● **Task input**

========

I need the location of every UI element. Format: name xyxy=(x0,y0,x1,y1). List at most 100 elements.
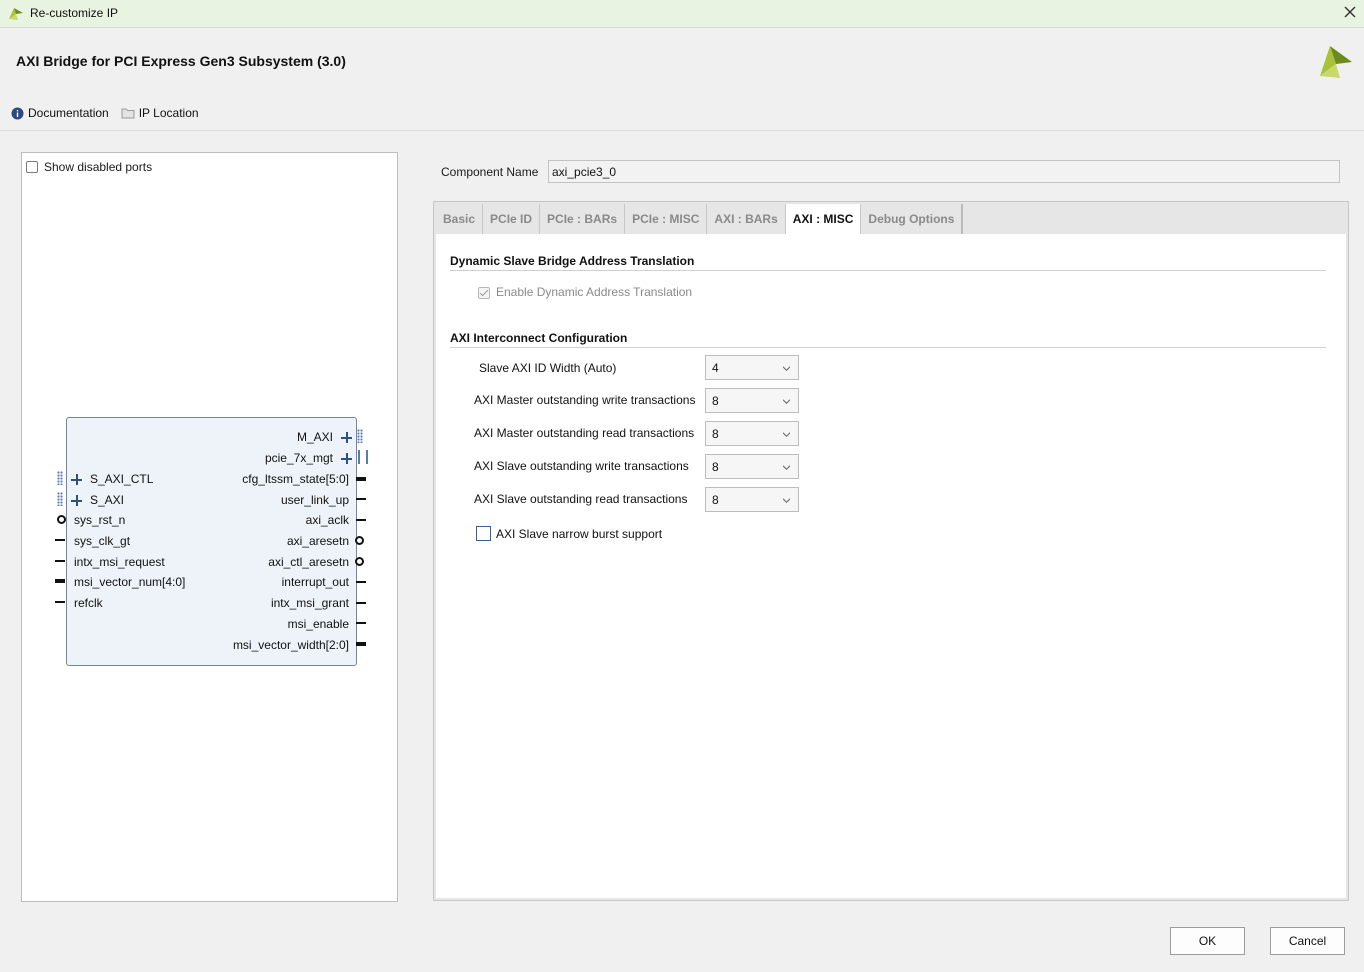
ip-location-label: IP Location xyxy=(138,106,199,120)
show-disabled-ports-checkbox[interactable] xyxy=(26,161,38,173)
pcie-mgt-bus-pin[interactable] xyxy=(358,450,368,464)
pin-sys-rst-n-bubble[interactable] xyxy=(57,515,66,524)
port-interrupt-out: interrupt_out xyxy=(281,575,349,589)
port-refclk: refclk xyxy=(74,596,103,610)
vivado-logo-icon xyxy=(9,8,23,20)
chevron-down-icon xyxy=(783,366,790,371)
pin-intx-msi-grant[interactable] xyxy=(356,602,366,604)
narrow-burst-label: AXI Slave narrow burst support xyxy=(496,527,663,541)
section-title-interconnect: AXI Interconnect Configuration xyxy=(450,331,628,345)
port-intx-msi-grant: intx_msi_grant xyxy=(270,596,349,610)
port-sys-clk-gt: sys_clk_gt xyxy=(74,534,131,548)
tab-debug-options[interactable]: Debug Options xyxy=(861,204,964,234)
port-axi-ctl-aresetn: axi_ctl_aresetn xyxy=(268,555,349,569)
port-sys-rst-n: sys_rst_n xyxy=(74,513,126,527)
slave-axi-id-width-select[interactable]: 4 xyxy=(705,355,799,380)
master-outstanding-write-select[interactable]: 8 xyxy=(705,388,799,413)
pin-msi-enable[interactable] xyxy=(356,622,366,624)
expand-s-axi-ctl-icon[interactable] xyxy=(71,474,82,485)
select-value: 8 xyxy=(712,460,719,474)
port-cfg-ltssm-state: cfg_ltssm_state[5:0] xyxy=(242,472,349,486)
documentation-label: Documentation xyxy=(28,106,109,120)
enable-dynamic-translation-checkbox xyxy=(478,287,490,299)
expand-s-axi-icon[interactable] xyxy=(71,495,82,506)
tab-bar: Basic PCIe ID PCIe : BARs PCIe : MISC AX… xyxy=(436,204,964,234)
expand-m-axi-icon[interactable] xyxy=(341,432,352,443)
chevron-down-icon xyxy=(783,432,790,437)
master-outstanding-read-select[interactable]: 8 xyxy=(705,421,799,446)
tab-axi-bars[interactable]: AXI : BARs xyxy=(707,204,786,234)
tab-axi-misc[interactable]: AXI : MISC xyxy=(785,204,862,234)
config-tabs: Basic PCIe ID PCIe : BARs PCIe : MISC AX… xyxy=(433,201,1349,901)
pin-msi-vector-width[interactable] xyxy=(356,642,366,646)
symbol-panel: Show disabled ports M_AXI pcie_7x_mgt cf… xyxy=(21,152,398,902)
port-msi-enable: msi_enable xyxy=(287,617,349,631)
tab-content-axi-misc: Dynamic Slave Bridge Address Translation… xyxy=(436,234,1346,898)
page-title: AXI Bridge for PCI Express Gen3 Subsyste… xyxy=(16,53,346,69)
pin-axi-aclk[interactable] xyxy=(356,519,366,521)
slave-outstanding-read-label: AXI Slave outstanding read transactions xyxy=(474,492,688,506)
show-disabled-ports-label: Show disabled ports xyxy=(44,160,153,174)
narrow-burst-checkbox[interactable] xyxy=(476,526,491,541)
ok-button[interactable]: OK xyxy=(1170,927,1245,955)
section-divider xyxy=(450,347,1326,348)
chevron-down-icon xyxy=(783,399,790,404)
ip-location-link[interactable]: IP Location xyxy=(121,106,199,120)
expand-pcie-mgt-icon[interactable] xyxy=(341,453,352,464)
chevron-down-icon xyxy=(783,465,790,470)
ip-symbol-block: M_AXI pcie_7x_mgt cfg_ltssm_state[5:0] u… xyxy=(66,417,357,666)
port-intx-msi-request: intx_msi_request xyxy=(74,555,165,569)
close-icon[interactable] xyxy=(1342,4,1358,20)
folder-icon xyxy=(121,108,135,119)
documentation-link[interactable]: Documentation xyxy=(11,106,109,120)
tab-pcie-id[interactable]: PCIe ID xyxy=(483,204,541,234)
tab-basic[interactable]: Basic xyxy=(436,204,484,234)
port-msi-vector-num: msi_vector_num[4:0] xyxy=(74,575,186,589)
xilinx-logo-icon xyxy=(1320,46,1352,78)
master-outstanding-write-label: AXI Master outstanding write transaction… xyxy=(474,393,696,407)
slave-outstanding-read-select[interactable]: 8 xyxy=(705,487,799,512)
pin-interrupt-out[interactable] xyxy=(356,581,366,583)
pin-intx-msi-request[interactable] xyxy=(55,560,65,562)
s-axi-ctl-bus-pin[interactable] xyxy=(57,471,63,485)
pin-cfg-ltssm-state[interactable] xyxy=(356,477,366,481)
port-s-axi: S_AXI xyxy=(90,493,125,507)
info-icon xyxy=(11,107,24,119)
select-value: 8 xyxy=(712,427,719,441)
select-value: 4 xyxy=(712,361,719,375)
pin-user-link-up[interactable] xyxy=(356,498,366,500)
select-value: 8 xyxy=(712,493,719,507)
tab-pcie-bars[interactable]: PCIe : BARs xyxy=(540,204,626,234)
pin-axi-ctl-aresetn-bubble[interactable] xyxy=(355,557,364,566)
port-axi-aresetn: axi_aresetn xyxy=(286,534,349,548)
master-outstanding-read-label: AXI Master outstanding read transactions xyxy=(474,426,695,440)
port-axi-aclk: axi_aclk xyxy=(305,513,349,527)
show-disabled-ports-row[interactable]: Show disabled ports xyxy=(26,160,152,174)
enable-dynamic-translation-label: Enable Dynamic Address Translation xyxy=(496,285,693,299)
cancel-button[interactable]: Cancel xyxy=(1270,927,1345,955)
tab-pcie-misc[interactable]: PCIe : MISC xyxy=(625,204,708,234)
s-axi-bus-pin[interactable] xyxy=(57,492,63,506)
header-divider xyxy=(0,130,1364,131)
pin-refclk[interactable] xyxy=(55,601,65,603)
port-m-axi: M_AXI xyxy=(296,430,333,444)
window-title-bar: Re-customize IP xyxy=(0,0,1364,28)
component-name-input[interactable] xyxy=(548,160,1340,183)
slave-outstanding-write-label: AXI Slave outstanding write transactions xyxy=(474,459,689,473)
port-s-axi-ctl: S_AXI_CTL xyxy=(90,472,154,486)
slave-outstanding-write-select[interactable]: 8 xyxy=(705,454,799,479)
chevron-down-icon xyxy=(783,498,790,503)
select-value: 8 xyxy=(712,394,719,408)
pin-sys-clk-gt[interactable] xyxy=(55,539,65,541)
m-axi-bus-pin[interactable] xyxy=(357,429,363,443)
section-title-dynamic: Dynamic Slave Bridge Address Translation xyxy=(450,254,695,268)
slave-axi-id-width-label: Slave AXI ID Width (Auto) xyxy=(479,361,617,375)
port-user-link-up: user_link_up xyxy=(280,493,349,507)
port-msi-vector-width: msi_vector_width[2:0] xyxy=(232,638,349,652)
pin-axi-aresetn-bubble xyxy=(355,536,364,545)
pin-msi-vector-num[interactable] xyxy=(55,579,65,583)
link-bar: Documentation IP Location xyxy=(11,105,211,121)
section-divider xyxy=(450,270,1326,271)
component-name-label: Component Name xyxy=(441,165,539,179)
port-pcie-7x-mgt: pcie_7x_mgt xyxy=(264,451,333,465)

========

Reproduce every line of the records above word for word, leaving out the pictures.

I need the location of every UI element. Format: name xyxy=(x0,y0,x1,y1). List at most 100 elements.
ip-location-label: IP Location xyxy=(138,106,199,120)
show-disabled-ports-checkbox[interactable] xyxy=(26,161,38,173)
pcie-mgt-bus-pin[interactable] xyxy=(358,450,368,464)
pin-sys-rst-n-bubble[interactable] xyxy=(57,515,66,524)
port-interrupt-out: interrupt_out xyxy=(281,575,349,589)
port-refclk: refclk xyxy=(74,596,103,610)
vivado-logo-icon xyxy=(9,8,23,20)
chevron-down-icon xyxy=(783,366,790,371)
pin-intx-msi-grant[interactable] xyxy=(356,602,366,604)
narrow-burst-label: AXI Slave narrow burst support xyxy=(496,527,663,541)
section-title-interconnect: AXI Interconnect Configuration xyxy=(450,331,628,345)
port-intx-msi-grant: intx_msi_grant xyxy=(270,596,349,610)
port-sys-clk-gt: sys_clk_gt xyxy=(74,534,131,548)
tab-debug-options[interactable]: Debug Options xyxy=(861,204,964,234)
port-axi-ctl-aresetn: axi_ctl_aresetn xyxy=(268,555,349,569)
port-sys-rst-n: sys_rst_n xyxy=(74,513,126,527)
slave-axi-id-width-select[interactable]: 4 xyxy=(705,355,799,380)
master-outstanding-write-select[interactable]: 8 xyxy=(705,388,799,413)
pin-msi-enable[interactable] xyxy=(356,622,366,624)
expand-s-axi-ctl-icon[interactable] xyxy=(71,474,82,485)
select-value: 8 xyxy=(712,460,719,474)
port-cfg-ltssm-state: cfg_ltssm_state[5:0] xyxy=(242,472,349,486)
documentation-label: Documentation xyxy=(28,106,109,120)
enable-dynamic-translation-checkbox xyxy=(478,287,490,299)
expand-s-axi-icon[interactable] xyxy=(71,495,82,506)
tab-bar: Basic PCIe ID PCIe : BARs PCIe : MISC AX… xyxy=(436,204,964,234)
expand-m-axi-icon[interactable] xyxy=(341,432,352,443)
chevron-down-icon xyxy=(783,432,790,437)
master-outstanding-read-select[interactable]: 8 xyxy=(705,421,799,446)
tab-axi-bars[interactable]: AXI : BARs xyxy=(707,204,786,234)
tab-axi-misc[interactable]: AXI : MISC xyxy=(785,204,862,234)
config-tabs: Basic PCIe ID PCIe : BARs PCIe : MISC AX… xyxy=(433,201,1349,901)
pin-msi-vector-width[interactable] xyxy=(356,642,366,646)
symbol-panel: Show disabled ports M_AXI pcie_7x_mgt cf… xyxy=(21,152,398,902)
port-msi-enable: msi_enable xyxy=(287,617,349,631)
tab-content-axi-misc: Dynamic Slave Bridge Address Translation… xyxy=(436,234,1346,898)
page-title: AXI Bridge for PCI Express Gen3 Subsyste… xyxy=(16,53,346,69)
pin-axi-aclk[interactable] xyxy=(356,519,366,521)
slave-outstanding-read-label: AXI Slave outstanding read transactions xyxy=(474,492,688,506)
show-disabled-ports-label: Show disabled ports xyxy=(44,160,153,174)
narrow-burst-checkbox[interactable] xyxy=(476,526,491,541)
ok-button[interactable]: OK xyxy=(1170,927,1245,955)
section-divider xyxy=(450,347,1326,348)
chevron-down-icon xyxy=(783,399,790,404)
ip-location-link[interactable]: IP Location xyxy=(121,106,199,120)
expand-pcie-mgt-icon[interactable] xyxy=(341,453,352,464)
chevron-down-icon xyxy=(783,465,790,470)
ip-symbol-block: M_AXI pcie_7x_mgt cfg_ltssm_state[5:0] u… xyxy=(66,417,357,666)
port-intx-msi-request: intx_msi_request xyxy=(74,555,165,569)
close-icon[interactable] xyxy=(1342,4,1358,20)
folder-icon xyxy=(121,108,135,119)
documentation-link[interactable]: Documentation xyxy=(11,106,109,120)
tab-pcie-id[interactable]: PCIe ID xyxy=(483,204,541,234)
tab-basic[interactable]: Basic xyxy=(436,204,484,234)
port-msi-vector-num: msi_vector_num[4:0] xyxy=(74,575,186,589)
xilinx-logo-icon xyxy=(1320,46,1352,78)
master-outstanding-write-label: AXI Master outstanding write transaction… xyxy=(474,393,696,407)
slave-outstanding-read-select[interactable]: 8 xyxy=(705,487,799,512)
pin-interrupt-out[interactable] xyxy=(356,581,366,583)
pin-intx-msi-request[interactable] xyxy=(55,560,65,562)
s-axi-ctl-bus-pin[interactable] xyxy=(57,471,63,485)
pin-cfg-ltssm-state[interactable] xyxy=(356,477,366,481)
port-s-axi: S_AXI xyxy=(90,493,125,507)
info-icon xyxy=(11,107,24,119)
select-value: 8 xyxy=(712,427,719,441)
select-value: 4 xyxy=(712,361,719,375)
pin-user-link-up[interactable] xyxy=(356,498,366,500)
select-value: 8 xyxy=(712,493,719,507)
tab-pcie-bars[interactable]: PCIe : BARs xyxy=(540,204,626,234)
pin-axi-ctl-aresetn-bubble[interactable] xyxy=(355,557,364,566)
port-axi-aresetn: axi_aresetn xyxy=(286,534,349,548)
master-outstanding-read-label: AXI Master outstanding read transactions xyxy=(474,426,695,440)
port-axi-aclk: axi_aclk xyxy=(305,513,349,527)
show-disabled-ports-row[interactable]: Show disabled ports xyxy=(26,160,152,174)
enable-dynamic-translation-label: Enable Dynamic Address Translation xyxy=(496,285,693,299)
cancel-button[interactable]: Cancel xyxy=(1270,927,1345,955)
tab-pcie-misc[interactable]: PCIe : MISC xyxy=(625,204,708,234)
s-axi-bus-pin[interactable] xyxy=(57,492,63,506)
header-divider xyxy=(0,130,1364,131)
pin-refclk[interactable] xyxy=(55,601,65,603)
port-m-axi: M_AXI xyxy=(296,430,333,444)
window-title-bar: Re-customize IP xyxy=(0,0,1364,28)
component-name-input[interactable] xyxy=(548,160,1340,183)
slave-outstanding-write-label: AXI Slave outstanding write transactions xyxy=(474,459,689,473)
port-s-axi-ctl: S_AXI_CTL xyxy=(90,472,154,486)
slave-outstanding-write-select[interactable]: 8 xyxy=(705,454,799,479)
chevron-down-icon xyxy=(783,498,790,503)
select-value: 8 xyxy=(712,394,719,408)
pin-sys-clk-gt[interactable] xyxy=(55,539,65,541)
m-axi-bus-pin[interactable] xyxy=(357,429,363,443)
section-title-dynamic: Dynamic Slave Bridge Address Translation xyxy=(450,254,695,268)
slave-axi-id-width-label: Slave AXI ID Width (Auto) xyxy=(479,361,617,375)
port-user-link-up: user_link_up xyxy=(280,493,349,507)
port-msi-vector-width: msi_vector_width[2:0] xyxy=(232,638,349,652)
pin-axi-aresetn-bubble xyxy=(355,536,364,545)
pin-msi-vector-num[interactable] xyxy=(55,579,65,583)
link-bar: Documentation IP Location xyxy=(11,105,211,121)
section-divider xyxy=(450,270,1326,271)
component-name-label: Component Name xyxy=(441,165,539,179)
port-pcie-7x-mgt: pcie_7x_mgt xyxy=(264,451,333,465)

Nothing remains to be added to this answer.